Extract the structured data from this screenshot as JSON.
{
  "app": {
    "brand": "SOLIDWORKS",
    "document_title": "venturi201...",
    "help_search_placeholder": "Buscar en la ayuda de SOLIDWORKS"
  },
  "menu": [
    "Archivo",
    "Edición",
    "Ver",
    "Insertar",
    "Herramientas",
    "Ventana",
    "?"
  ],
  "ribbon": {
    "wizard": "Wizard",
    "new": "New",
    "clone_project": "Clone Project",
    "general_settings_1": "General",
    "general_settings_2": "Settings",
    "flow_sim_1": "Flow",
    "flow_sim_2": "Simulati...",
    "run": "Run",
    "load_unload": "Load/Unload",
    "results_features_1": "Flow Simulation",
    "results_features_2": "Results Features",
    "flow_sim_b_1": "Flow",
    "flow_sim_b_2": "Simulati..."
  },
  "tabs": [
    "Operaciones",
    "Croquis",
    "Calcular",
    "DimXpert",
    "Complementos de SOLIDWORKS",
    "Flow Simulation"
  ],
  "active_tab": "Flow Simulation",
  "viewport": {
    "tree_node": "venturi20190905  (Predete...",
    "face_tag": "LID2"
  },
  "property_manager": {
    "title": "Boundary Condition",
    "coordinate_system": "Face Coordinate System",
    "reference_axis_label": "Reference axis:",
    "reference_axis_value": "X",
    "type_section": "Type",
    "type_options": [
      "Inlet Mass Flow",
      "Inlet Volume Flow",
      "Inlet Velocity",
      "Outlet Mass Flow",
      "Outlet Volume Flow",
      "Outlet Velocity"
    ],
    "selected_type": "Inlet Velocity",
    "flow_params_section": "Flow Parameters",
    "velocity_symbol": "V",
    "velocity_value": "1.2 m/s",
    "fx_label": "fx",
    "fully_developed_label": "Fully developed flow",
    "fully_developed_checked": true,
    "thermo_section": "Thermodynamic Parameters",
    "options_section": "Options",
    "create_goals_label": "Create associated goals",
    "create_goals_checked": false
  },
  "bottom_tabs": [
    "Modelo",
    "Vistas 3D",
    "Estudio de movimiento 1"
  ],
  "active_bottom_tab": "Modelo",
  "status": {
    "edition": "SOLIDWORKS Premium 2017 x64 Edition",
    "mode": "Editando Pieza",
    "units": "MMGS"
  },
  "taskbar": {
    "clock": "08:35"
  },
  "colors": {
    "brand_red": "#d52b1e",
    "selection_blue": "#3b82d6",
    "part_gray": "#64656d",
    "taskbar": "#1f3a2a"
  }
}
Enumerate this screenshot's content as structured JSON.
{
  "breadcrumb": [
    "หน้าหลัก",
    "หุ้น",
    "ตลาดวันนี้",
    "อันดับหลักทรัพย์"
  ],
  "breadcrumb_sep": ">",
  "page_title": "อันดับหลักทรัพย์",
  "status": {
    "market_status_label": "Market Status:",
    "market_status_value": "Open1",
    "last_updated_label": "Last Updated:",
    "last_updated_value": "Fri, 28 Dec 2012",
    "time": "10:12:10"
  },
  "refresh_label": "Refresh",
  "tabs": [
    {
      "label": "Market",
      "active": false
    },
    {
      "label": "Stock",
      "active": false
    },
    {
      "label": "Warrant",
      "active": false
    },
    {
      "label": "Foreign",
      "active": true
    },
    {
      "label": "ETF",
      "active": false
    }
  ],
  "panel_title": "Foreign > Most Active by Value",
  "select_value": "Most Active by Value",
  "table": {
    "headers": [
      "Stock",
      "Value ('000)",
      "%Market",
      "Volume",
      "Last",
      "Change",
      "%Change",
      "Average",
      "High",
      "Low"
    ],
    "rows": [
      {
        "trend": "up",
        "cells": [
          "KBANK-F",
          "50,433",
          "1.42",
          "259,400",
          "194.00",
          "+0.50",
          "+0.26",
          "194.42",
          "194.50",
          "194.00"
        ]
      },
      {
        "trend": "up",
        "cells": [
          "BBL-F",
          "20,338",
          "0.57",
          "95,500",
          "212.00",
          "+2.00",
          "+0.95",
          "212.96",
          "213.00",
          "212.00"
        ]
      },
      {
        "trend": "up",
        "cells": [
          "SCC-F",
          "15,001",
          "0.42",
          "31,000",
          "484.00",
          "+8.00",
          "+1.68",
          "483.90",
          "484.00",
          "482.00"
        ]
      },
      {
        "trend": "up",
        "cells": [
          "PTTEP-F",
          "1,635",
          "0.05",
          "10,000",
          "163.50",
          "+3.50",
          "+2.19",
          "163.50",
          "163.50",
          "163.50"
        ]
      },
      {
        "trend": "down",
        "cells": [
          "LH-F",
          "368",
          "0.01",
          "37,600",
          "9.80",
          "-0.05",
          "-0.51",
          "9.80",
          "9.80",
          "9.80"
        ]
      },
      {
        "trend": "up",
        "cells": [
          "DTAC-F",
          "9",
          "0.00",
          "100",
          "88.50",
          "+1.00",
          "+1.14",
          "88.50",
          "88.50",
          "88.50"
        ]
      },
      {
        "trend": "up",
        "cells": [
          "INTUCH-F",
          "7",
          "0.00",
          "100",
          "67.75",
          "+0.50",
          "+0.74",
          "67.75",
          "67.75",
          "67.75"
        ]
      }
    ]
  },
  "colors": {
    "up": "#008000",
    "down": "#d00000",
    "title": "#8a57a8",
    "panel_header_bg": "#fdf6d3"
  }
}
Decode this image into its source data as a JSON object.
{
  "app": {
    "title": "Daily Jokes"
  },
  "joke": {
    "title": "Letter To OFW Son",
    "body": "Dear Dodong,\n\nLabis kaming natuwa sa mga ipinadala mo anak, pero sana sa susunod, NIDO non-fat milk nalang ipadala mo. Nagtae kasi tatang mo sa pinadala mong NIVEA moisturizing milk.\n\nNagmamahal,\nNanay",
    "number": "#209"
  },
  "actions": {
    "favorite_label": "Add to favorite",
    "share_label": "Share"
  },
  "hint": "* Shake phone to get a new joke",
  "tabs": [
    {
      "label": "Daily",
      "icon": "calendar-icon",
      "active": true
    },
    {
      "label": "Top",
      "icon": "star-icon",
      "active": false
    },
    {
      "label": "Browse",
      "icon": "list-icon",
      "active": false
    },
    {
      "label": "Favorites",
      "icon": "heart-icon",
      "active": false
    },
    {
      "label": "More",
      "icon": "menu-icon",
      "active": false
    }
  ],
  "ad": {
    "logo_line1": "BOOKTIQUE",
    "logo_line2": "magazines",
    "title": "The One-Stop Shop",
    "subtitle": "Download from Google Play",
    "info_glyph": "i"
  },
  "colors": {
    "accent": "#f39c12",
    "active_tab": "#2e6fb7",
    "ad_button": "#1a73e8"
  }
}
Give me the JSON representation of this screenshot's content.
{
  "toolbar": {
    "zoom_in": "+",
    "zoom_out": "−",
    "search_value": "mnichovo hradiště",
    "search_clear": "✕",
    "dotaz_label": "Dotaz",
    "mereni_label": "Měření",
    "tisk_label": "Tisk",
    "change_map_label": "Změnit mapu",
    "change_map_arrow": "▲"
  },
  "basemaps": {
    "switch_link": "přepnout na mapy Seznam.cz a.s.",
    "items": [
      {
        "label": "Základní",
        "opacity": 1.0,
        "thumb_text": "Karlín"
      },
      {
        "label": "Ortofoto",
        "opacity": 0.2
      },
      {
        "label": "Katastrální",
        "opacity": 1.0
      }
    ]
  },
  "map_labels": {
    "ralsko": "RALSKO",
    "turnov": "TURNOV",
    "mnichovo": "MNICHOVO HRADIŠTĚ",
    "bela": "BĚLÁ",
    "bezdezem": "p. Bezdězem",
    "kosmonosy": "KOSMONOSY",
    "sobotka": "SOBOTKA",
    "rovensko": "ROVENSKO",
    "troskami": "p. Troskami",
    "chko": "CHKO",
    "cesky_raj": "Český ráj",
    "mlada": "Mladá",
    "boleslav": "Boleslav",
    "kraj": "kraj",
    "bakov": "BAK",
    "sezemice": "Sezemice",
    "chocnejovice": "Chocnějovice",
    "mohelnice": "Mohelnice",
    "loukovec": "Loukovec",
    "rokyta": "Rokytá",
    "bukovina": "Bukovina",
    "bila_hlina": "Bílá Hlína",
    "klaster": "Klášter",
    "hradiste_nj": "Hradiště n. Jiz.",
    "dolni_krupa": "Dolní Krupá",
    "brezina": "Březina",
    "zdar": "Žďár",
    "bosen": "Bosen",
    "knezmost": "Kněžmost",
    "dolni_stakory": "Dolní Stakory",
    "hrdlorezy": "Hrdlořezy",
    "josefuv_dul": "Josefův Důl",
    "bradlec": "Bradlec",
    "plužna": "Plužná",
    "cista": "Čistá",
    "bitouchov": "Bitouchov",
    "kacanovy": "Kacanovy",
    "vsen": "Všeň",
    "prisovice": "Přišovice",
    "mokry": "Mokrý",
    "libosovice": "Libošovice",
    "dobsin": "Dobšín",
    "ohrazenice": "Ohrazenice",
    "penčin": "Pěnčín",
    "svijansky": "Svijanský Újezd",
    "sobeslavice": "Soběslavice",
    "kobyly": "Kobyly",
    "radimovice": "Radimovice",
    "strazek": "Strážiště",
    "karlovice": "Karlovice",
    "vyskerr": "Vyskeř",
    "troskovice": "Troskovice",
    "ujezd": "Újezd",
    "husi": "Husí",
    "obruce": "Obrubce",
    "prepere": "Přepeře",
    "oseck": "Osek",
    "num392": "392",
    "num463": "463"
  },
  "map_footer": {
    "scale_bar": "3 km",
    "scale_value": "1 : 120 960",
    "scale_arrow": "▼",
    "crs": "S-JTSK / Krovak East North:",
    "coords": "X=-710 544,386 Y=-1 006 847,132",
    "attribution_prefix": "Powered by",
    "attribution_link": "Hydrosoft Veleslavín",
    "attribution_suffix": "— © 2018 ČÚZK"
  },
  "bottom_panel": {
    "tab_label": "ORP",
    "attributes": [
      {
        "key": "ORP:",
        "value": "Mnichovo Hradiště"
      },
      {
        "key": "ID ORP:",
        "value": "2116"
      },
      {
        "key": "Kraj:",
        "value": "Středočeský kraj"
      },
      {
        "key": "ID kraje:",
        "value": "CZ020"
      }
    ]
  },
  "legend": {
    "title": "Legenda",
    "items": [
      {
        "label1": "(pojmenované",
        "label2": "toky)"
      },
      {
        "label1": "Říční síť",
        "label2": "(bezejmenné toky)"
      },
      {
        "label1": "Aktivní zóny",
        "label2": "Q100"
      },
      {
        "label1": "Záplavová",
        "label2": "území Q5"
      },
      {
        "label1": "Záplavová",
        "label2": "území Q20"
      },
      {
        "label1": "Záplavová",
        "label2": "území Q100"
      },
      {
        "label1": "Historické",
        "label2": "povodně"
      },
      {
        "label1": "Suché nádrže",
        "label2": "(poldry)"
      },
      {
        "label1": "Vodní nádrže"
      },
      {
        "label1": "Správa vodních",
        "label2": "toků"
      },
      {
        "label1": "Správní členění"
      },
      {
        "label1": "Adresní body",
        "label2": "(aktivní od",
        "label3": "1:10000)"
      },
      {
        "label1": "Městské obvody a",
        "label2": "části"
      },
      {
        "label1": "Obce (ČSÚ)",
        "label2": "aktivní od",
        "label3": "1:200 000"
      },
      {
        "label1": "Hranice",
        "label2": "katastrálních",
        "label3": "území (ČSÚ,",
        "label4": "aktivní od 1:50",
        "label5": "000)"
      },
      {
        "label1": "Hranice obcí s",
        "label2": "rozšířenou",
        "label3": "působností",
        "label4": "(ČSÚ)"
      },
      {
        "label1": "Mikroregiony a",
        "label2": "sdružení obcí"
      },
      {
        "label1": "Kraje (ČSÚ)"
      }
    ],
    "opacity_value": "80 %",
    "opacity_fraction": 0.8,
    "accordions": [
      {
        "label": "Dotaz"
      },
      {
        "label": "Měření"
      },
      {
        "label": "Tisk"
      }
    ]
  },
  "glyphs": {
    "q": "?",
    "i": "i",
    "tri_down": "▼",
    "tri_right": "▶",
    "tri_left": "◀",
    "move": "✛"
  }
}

______________________________

DIRECTIONS FOR THIS TASK » In the material above, find the lines that contain "SOLIDWORKS" and show them.

RESPONSE »
    "brand": "SOLIDWORKS",
    "help_search_placeholder": "Buscar en la ayuda de SOLIDWORKS"
    "Complementos de SOLIDWORKS",
    "edition": "SOLIDWORKS Premium 2017 x64 Edition",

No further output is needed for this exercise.